** begin EXTRACTED MATERIAL **
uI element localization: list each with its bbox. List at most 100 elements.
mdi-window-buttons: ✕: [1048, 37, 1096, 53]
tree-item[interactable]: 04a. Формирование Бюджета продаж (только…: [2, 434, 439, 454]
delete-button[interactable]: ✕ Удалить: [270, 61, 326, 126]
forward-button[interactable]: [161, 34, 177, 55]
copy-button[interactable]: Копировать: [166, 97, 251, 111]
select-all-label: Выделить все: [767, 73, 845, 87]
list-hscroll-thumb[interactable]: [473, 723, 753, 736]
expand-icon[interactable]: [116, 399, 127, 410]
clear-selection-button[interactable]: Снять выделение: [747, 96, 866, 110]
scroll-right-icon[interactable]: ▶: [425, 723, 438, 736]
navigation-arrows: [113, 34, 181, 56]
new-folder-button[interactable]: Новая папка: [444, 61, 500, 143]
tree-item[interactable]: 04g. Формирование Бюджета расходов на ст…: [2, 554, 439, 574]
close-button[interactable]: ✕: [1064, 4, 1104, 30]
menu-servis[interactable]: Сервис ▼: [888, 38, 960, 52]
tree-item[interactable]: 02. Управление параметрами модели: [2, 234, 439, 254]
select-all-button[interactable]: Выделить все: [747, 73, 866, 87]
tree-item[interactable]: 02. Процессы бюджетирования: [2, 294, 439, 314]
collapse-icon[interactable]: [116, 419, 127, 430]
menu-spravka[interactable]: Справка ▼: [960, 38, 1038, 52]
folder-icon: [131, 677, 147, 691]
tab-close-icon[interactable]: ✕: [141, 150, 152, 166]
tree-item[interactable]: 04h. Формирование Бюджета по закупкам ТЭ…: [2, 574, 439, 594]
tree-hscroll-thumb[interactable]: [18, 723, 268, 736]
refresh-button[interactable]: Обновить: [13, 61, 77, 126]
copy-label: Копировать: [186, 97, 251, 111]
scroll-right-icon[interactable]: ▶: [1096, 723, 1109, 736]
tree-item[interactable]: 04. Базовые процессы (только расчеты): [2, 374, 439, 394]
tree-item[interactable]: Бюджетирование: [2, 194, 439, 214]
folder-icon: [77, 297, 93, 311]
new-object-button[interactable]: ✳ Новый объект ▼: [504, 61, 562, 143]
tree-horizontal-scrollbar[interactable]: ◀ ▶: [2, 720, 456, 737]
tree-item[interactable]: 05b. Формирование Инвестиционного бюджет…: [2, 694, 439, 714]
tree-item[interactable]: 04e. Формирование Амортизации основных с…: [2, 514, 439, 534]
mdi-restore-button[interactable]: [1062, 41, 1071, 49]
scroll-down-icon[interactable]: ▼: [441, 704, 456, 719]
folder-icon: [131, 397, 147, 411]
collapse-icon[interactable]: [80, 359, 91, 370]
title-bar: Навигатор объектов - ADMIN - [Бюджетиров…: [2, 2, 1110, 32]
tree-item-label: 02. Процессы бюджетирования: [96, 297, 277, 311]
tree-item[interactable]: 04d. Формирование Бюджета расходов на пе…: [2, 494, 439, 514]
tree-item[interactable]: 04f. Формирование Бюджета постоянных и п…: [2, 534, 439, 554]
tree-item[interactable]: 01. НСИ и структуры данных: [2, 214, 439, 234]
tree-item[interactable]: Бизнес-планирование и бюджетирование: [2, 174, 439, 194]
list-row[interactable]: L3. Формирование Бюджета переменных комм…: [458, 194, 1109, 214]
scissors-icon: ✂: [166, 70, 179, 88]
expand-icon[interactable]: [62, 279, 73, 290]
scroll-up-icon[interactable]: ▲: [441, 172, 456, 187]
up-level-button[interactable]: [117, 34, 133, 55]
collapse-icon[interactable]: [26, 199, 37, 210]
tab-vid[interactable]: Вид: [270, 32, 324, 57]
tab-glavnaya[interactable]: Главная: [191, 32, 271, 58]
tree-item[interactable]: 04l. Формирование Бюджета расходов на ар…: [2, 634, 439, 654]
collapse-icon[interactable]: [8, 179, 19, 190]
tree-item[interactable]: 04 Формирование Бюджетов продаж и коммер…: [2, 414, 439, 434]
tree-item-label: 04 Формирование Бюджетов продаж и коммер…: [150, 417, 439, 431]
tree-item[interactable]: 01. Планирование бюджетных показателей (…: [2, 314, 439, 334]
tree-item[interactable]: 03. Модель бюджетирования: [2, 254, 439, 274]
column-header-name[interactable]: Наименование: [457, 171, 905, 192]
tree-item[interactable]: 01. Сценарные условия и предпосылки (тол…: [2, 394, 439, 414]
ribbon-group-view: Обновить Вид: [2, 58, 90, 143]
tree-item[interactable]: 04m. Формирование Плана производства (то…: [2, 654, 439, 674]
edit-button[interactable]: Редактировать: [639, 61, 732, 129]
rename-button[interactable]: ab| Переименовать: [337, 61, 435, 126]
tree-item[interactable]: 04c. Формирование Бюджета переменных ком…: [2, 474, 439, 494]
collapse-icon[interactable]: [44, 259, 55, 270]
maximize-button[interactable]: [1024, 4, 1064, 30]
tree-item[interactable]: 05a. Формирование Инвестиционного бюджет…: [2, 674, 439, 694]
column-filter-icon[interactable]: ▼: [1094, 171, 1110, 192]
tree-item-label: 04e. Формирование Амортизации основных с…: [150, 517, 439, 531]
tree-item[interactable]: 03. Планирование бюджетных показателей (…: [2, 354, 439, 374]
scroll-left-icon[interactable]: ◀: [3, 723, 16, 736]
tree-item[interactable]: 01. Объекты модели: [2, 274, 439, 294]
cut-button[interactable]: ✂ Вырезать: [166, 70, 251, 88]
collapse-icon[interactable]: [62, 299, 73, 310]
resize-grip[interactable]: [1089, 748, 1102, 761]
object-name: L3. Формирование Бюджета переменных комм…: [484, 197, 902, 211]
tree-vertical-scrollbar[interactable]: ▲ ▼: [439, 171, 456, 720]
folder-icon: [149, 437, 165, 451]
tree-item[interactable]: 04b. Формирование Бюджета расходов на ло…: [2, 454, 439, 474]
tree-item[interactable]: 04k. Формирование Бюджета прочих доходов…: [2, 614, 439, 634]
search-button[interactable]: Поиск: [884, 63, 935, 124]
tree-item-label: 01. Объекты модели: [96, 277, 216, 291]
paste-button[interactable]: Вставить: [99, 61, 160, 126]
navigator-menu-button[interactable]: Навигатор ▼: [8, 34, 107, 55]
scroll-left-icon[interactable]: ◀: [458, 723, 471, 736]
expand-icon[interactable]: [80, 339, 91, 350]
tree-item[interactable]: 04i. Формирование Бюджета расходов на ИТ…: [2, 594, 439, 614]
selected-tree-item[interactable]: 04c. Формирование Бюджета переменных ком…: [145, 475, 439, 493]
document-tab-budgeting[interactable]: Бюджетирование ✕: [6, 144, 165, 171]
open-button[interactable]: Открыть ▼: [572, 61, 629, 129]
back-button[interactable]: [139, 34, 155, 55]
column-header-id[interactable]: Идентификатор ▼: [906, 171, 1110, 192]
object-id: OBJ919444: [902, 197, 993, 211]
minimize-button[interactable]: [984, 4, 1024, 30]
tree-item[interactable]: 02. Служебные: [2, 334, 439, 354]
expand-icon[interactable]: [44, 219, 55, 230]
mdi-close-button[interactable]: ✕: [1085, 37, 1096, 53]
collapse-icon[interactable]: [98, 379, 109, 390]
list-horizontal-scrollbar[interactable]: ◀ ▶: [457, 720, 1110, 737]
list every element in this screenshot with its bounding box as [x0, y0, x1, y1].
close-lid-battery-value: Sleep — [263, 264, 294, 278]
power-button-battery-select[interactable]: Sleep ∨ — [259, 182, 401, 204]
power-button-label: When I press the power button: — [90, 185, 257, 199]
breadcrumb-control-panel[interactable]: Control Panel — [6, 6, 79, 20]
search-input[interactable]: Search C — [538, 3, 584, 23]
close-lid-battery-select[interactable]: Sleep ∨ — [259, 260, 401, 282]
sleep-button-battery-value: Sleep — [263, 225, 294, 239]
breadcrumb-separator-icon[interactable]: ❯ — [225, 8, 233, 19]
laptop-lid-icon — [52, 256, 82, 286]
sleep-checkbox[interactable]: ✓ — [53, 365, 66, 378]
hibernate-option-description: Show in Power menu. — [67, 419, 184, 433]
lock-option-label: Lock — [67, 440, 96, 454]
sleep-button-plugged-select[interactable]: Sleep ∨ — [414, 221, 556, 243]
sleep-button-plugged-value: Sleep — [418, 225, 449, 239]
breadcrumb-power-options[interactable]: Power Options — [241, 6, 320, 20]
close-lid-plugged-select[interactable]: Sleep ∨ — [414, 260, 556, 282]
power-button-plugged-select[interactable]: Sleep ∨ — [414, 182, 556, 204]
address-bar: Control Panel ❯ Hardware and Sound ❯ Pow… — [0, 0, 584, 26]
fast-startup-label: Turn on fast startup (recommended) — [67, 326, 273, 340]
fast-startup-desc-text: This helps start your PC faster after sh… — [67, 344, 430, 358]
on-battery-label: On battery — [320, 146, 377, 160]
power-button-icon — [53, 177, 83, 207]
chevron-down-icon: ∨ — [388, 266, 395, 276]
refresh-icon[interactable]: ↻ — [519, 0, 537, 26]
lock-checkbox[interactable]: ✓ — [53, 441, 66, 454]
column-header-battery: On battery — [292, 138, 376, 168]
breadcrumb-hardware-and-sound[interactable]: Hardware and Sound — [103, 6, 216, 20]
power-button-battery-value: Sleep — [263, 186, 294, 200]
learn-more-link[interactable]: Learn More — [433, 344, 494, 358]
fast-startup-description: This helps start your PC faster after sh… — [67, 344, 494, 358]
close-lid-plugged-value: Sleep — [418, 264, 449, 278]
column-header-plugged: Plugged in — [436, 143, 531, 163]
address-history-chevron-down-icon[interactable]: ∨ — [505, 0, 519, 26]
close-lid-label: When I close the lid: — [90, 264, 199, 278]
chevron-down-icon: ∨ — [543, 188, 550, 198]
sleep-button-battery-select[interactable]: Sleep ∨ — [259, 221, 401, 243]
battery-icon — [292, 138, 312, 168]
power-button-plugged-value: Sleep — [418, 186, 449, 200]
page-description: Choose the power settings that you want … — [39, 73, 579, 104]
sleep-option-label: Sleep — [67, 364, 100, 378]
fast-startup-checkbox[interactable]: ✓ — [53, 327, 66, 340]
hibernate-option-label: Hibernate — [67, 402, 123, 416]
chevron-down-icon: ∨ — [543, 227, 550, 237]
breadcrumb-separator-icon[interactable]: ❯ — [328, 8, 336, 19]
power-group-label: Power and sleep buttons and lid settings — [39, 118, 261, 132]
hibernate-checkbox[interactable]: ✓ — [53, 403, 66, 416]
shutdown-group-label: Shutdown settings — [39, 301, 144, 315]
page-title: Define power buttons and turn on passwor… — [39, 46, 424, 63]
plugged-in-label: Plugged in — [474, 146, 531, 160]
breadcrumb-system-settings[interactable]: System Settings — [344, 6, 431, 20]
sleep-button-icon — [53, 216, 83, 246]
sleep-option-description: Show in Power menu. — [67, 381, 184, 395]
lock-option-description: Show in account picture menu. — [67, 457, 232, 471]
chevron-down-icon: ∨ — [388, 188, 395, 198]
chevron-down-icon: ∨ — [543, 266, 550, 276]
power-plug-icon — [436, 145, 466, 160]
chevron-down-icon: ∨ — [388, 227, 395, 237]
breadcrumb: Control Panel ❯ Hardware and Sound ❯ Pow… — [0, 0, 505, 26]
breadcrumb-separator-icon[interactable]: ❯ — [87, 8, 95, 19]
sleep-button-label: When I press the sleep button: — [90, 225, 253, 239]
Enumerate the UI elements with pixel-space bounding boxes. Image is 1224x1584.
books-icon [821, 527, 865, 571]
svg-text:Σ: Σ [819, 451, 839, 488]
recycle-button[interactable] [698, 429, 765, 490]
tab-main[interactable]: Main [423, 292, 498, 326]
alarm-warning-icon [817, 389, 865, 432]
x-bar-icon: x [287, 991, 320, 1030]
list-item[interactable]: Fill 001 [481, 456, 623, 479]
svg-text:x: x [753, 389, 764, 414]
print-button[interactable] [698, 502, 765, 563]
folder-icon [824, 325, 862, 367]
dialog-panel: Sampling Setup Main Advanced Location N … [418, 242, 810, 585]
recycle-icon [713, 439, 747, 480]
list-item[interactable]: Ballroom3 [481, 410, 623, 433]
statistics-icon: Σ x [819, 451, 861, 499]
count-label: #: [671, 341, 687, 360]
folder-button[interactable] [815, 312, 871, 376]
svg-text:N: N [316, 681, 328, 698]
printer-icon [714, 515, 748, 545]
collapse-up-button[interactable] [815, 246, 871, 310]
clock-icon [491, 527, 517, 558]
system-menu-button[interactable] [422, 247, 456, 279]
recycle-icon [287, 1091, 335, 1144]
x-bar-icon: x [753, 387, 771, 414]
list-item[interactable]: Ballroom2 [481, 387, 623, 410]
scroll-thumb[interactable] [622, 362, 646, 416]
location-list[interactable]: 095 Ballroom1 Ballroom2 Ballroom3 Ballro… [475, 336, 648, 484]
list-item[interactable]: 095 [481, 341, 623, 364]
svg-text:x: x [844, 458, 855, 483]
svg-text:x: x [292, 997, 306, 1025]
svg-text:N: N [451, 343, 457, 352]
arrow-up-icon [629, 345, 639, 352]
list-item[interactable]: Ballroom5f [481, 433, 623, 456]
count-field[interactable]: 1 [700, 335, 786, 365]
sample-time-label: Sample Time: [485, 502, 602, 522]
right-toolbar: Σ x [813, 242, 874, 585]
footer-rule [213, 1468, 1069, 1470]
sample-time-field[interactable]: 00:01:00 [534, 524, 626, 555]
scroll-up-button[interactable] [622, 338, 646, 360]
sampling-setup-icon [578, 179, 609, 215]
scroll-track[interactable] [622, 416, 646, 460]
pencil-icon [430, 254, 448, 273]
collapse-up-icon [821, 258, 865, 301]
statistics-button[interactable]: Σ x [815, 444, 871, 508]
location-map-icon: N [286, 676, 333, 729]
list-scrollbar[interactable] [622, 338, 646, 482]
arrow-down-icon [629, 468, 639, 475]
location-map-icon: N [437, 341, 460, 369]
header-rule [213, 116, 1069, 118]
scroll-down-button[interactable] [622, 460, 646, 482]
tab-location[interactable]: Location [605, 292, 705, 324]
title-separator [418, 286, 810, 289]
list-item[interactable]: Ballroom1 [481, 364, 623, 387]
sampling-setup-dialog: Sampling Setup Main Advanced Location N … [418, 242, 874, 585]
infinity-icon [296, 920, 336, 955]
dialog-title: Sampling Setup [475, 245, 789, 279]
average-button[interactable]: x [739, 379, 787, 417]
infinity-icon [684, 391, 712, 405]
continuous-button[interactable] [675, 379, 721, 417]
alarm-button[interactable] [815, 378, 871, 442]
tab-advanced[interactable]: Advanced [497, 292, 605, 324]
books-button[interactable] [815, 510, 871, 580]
** end EXTRACTED MATERIAL **
*EXERCISE AIM:* Update the stretch from the start of the listing through the line that contains "forward-button[interactable]: [161, 34, 177, 55]" by replacing "bbox" with "bounding box", leaving everything else unchanged.

*IN RESPONSE:*
uI element localization: list each with its bounding box. List at most 100 elements.
mdi-window-buttons: ✕: [1048, 37, 1096, 53]
tree-item[interactable]: 04a. Формирование Бюджета продаж (только…: [2, 434, 439, 454]
delete-button[interactable]: ✕ Удалить: [270, 61, 326, 126]
forward-button[interactable]: [161, 34, 177, 55]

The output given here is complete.